◆ Excerpted passage
---
Aoki and his selected team are given a high profile teflon political target. Aoki's investigation takes it's toll on his team in a lengthly top secret operation. All the legal ducks finially are lined-up and all thats needed is the order to start the arrests. But the rug is pulled out from under him and his men. Much face is lost. But kicks in the face from a systemically corrupt system(worldwide, including USA) come with the job. Aoki's mistake was that he'd forgotten its sponsors were a breed who always kept their options open and they don't want their dirty laundry aired. His other mistake was that he had gone straight from college into the metropolitan police and, in due corse, had been stamped out of its mold. So when a journalist is murdered because his wife wanted to restore Aoki's honor - he's in it for blood. The savage nature of the killing was a graphic message: a terrible lesson in not seeing, hearing, or telling(keep quiet about criminal business). Any hopes of any opposition political power breaking the criminal stranglehold on power were hardly more effective than the shadow play of those puppets. As the loses mount up for Aoki he is reminded of what his father told him/In time, the real appreciation of certain lost things comes to most of us. It is often accompanied by great sadness.
His loved ones, and all they stood for, had slipped through his fingers, seemingly in a eyeblink. Broken in spirit and mind Aoki is wisked off to the far away Kamakura Inn to recuperate or be terminated from the force.
---
◆ Provided records

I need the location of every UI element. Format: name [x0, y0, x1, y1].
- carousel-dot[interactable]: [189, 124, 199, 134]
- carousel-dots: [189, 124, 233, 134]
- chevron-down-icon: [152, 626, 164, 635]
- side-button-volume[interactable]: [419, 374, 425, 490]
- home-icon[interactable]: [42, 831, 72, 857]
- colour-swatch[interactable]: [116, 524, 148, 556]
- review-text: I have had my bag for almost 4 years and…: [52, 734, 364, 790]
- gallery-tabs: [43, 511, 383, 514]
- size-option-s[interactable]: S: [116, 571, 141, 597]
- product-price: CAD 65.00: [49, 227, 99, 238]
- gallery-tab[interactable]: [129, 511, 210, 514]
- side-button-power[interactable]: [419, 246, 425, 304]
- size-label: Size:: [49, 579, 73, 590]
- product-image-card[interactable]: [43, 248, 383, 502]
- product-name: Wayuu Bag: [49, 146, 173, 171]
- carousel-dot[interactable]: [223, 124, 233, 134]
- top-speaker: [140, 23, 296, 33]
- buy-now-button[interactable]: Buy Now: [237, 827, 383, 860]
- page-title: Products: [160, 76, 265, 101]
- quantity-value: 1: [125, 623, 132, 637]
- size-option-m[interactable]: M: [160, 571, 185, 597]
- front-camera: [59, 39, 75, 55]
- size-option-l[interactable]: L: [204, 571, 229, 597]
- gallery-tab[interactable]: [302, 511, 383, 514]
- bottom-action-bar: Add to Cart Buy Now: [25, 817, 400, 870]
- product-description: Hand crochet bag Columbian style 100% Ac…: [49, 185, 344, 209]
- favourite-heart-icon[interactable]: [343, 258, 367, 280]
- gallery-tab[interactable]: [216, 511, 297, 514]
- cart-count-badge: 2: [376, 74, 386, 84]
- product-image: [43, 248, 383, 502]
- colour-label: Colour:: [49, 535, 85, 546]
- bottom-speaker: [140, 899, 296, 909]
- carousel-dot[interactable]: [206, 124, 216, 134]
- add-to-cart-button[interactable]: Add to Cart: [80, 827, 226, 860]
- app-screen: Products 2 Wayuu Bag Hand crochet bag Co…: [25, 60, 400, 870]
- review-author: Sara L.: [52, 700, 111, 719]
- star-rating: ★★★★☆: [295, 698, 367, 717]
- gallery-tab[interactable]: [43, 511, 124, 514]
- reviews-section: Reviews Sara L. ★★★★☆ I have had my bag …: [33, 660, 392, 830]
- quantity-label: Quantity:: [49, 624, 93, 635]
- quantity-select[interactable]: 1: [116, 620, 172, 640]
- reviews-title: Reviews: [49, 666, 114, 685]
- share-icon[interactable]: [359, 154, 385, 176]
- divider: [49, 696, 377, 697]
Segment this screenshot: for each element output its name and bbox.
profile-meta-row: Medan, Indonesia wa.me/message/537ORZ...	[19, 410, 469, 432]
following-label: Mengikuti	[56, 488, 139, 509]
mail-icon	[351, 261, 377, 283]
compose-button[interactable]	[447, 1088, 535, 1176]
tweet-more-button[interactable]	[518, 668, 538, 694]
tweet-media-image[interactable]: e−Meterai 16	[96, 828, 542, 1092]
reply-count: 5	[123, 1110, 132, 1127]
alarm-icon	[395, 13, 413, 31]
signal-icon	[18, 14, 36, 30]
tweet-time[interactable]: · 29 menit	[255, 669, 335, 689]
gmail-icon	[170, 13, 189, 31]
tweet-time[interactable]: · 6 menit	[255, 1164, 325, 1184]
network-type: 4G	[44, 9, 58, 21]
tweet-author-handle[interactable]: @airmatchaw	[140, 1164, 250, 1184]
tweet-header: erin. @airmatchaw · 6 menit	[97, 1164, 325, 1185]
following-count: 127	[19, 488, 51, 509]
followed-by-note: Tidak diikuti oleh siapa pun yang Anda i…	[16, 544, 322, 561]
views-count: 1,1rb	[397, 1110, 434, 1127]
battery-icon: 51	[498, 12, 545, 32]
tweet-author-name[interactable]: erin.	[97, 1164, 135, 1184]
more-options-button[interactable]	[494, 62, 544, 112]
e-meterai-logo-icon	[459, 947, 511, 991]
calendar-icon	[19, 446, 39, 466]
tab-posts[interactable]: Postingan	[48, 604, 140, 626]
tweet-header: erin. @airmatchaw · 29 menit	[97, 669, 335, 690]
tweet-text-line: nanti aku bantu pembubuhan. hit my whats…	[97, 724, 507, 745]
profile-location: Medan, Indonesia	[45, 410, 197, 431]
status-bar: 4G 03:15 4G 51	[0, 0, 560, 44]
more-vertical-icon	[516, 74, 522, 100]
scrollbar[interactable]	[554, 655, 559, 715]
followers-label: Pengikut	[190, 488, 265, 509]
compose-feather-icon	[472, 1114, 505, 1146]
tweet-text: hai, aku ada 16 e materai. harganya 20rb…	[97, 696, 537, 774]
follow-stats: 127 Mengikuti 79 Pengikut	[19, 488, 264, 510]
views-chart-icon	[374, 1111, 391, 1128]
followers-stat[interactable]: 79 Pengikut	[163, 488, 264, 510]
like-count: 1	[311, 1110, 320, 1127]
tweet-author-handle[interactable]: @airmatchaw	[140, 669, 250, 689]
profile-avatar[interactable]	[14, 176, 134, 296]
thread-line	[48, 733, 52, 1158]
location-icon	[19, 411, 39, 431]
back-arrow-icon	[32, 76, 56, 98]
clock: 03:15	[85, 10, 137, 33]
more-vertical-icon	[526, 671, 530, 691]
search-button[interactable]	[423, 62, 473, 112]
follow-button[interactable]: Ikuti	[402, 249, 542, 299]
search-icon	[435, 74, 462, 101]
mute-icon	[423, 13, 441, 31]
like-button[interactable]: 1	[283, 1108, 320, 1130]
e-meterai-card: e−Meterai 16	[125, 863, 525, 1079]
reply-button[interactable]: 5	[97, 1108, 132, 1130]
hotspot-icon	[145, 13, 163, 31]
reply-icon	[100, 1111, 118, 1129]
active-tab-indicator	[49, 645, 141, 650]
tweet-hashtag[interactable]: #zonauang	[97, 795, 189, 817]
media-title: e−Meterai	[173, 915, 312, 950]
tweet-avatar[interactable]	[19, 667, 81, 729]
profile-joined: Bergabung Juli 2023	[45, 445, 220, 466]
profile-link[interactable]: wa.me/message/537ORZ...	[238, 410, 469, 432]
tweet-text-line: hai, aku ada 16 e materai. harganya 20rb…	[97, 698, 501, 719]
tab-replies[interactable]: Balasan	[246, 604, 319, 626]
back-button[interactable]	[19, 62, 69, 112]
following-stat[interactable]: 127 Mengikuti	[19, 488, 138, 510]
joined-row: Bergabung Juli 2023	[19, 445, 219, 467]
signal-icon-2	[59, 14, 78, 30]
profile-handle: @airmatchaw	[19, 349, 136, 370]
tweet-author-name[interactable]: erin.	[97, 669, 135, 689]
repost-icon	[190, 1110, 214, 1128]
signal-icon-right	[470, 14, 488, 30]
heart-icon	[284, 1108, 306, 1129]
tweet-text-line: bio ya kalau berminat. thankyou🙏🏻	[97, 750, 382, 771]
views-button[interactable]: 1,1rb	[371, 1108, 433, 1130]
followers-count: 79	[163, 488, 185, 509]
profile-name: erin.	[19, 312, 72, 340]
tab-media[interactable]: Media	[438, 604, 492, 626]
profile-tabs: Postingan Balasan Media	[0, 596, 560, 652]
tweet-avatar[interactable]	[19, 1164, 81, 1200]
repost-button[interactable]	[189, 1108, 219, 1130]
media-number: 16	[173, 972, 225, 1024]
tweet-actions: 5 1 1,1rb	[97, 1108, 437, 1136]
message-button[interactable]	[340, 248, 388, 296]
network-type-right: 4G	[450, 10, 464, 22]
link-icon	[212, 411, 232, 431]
---
◆ Questions to answer
(1) According to the synopsis, where is Aoki sent to recuperate?
(2) Using the synopsis, explain why the journalist was killed in such a savage way.
The data above come from a different source than the synopsis.

◆ Response list
(1) He is sent to the far away Kamakura Inn.

(2) The savage killing was a graphic message. It was meant as a terrible lesson in not seeing, hearing, or telling, that is, in keeping quiet about criminal business.